» PROBLEM STATEMENT:
Your answer is a single number: how many lines hold the word "scooter"?

----

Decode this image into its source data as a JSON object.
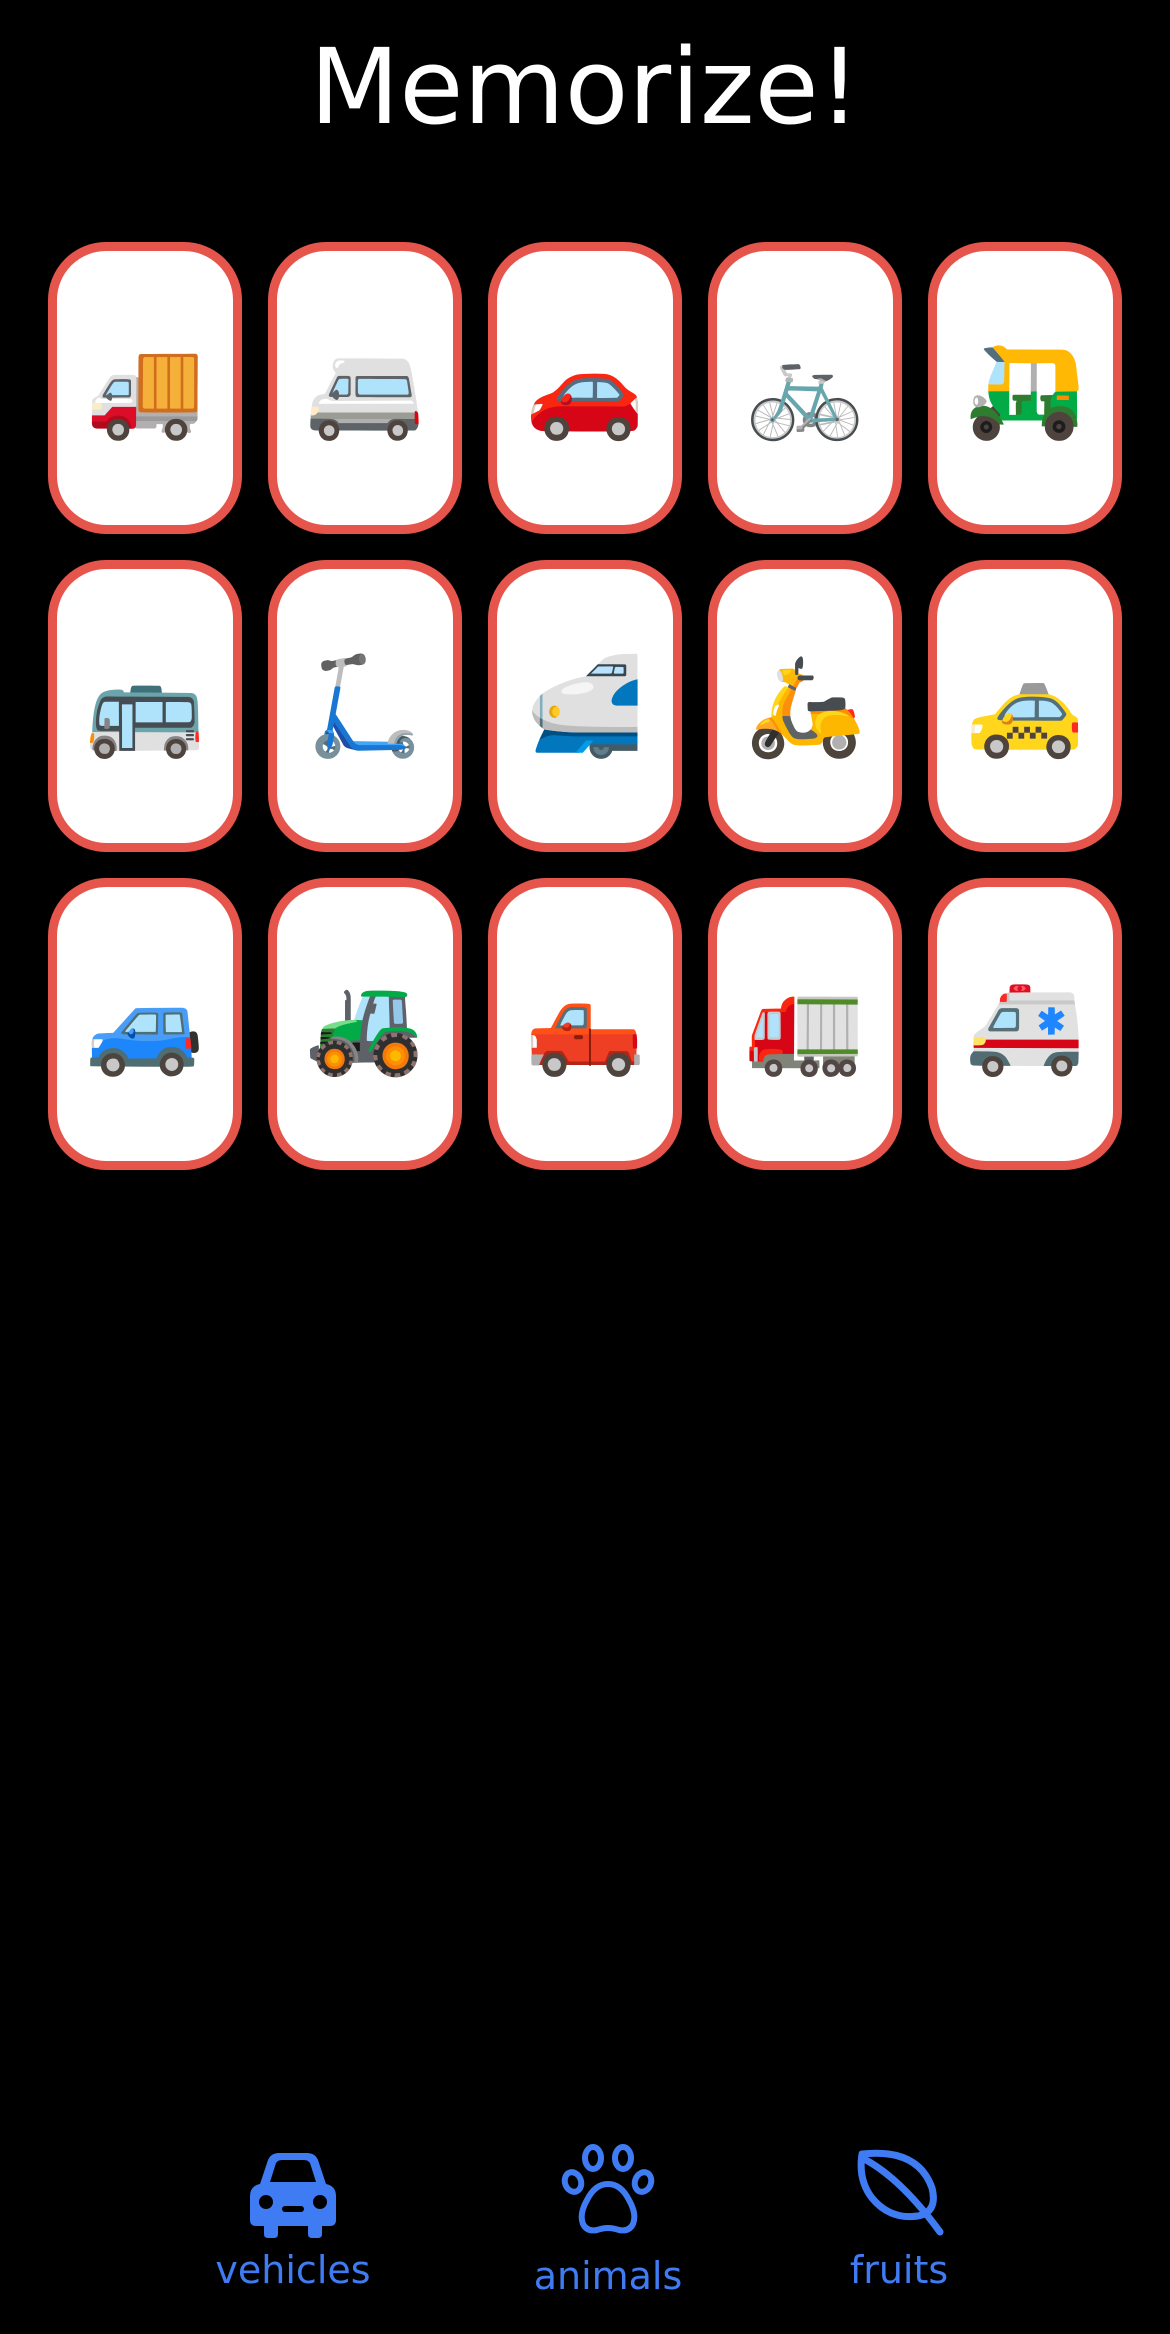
{
  "app": {
    "title": "Memorize!"
  },
  "cards": [
    {
      "emoji": "🚚",
      "icon": "delivery-truck"
    },
    {
      "emoji": "🚐",
      "icon": "minibus"
    },
    {
      "emoji": "🚗",
      "icon": "red-car"
    },
    {
      "emoji": "🚲",
      "icon": "bicycle"
    },
    {
      "emoji": "🛺",
      "icon": "auto-rickshaw"
    },
    {
      "emoji": "🚌",
      "icon": "bus"
    },
    {
      "emoji": "🛴",
      "icon": "kick-scooter"
    },
    {
      "emoji": "🚅",
      "icon": "bullet-train"
    },
    {
      "emoji": "🛵",
      "icon": "motor-scooter"
    },
    {
      "emoji": "🚕",
      "icon": "taxi"
    },
    {
      "emoji": "🚙",
      "icon": "blue-suv"
    },
    {
      "emoji": "🚜",
      "icon": "tractor"
    },
    {
      "emoji": "🛻",
      "icon": "pickup-truck"
    },
    {
      "emoji": "🚛",
      "icon": "articulated-lorry"
    },
    {
      "emoji": "🚑",
      "icon": "ambulance"
    }
  ],
  "tabs": [
    {
      "label": "vehicles",
      "icon": "car-icon"
    },
    {
      "label": "animals",
      "icon": "paw-icon"
    },
    {
      "label": "fruits",
      "icon": "leaf-icon"
    }
  ],
  "colors": {
    "background": "#000000",
    "card_border": "#e5554c",
    "card_face": "#ffffff",
    "accent": "#3f7cf4",
    "title": "#ffffff"
  }
}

----

» FULL ANSWER:
2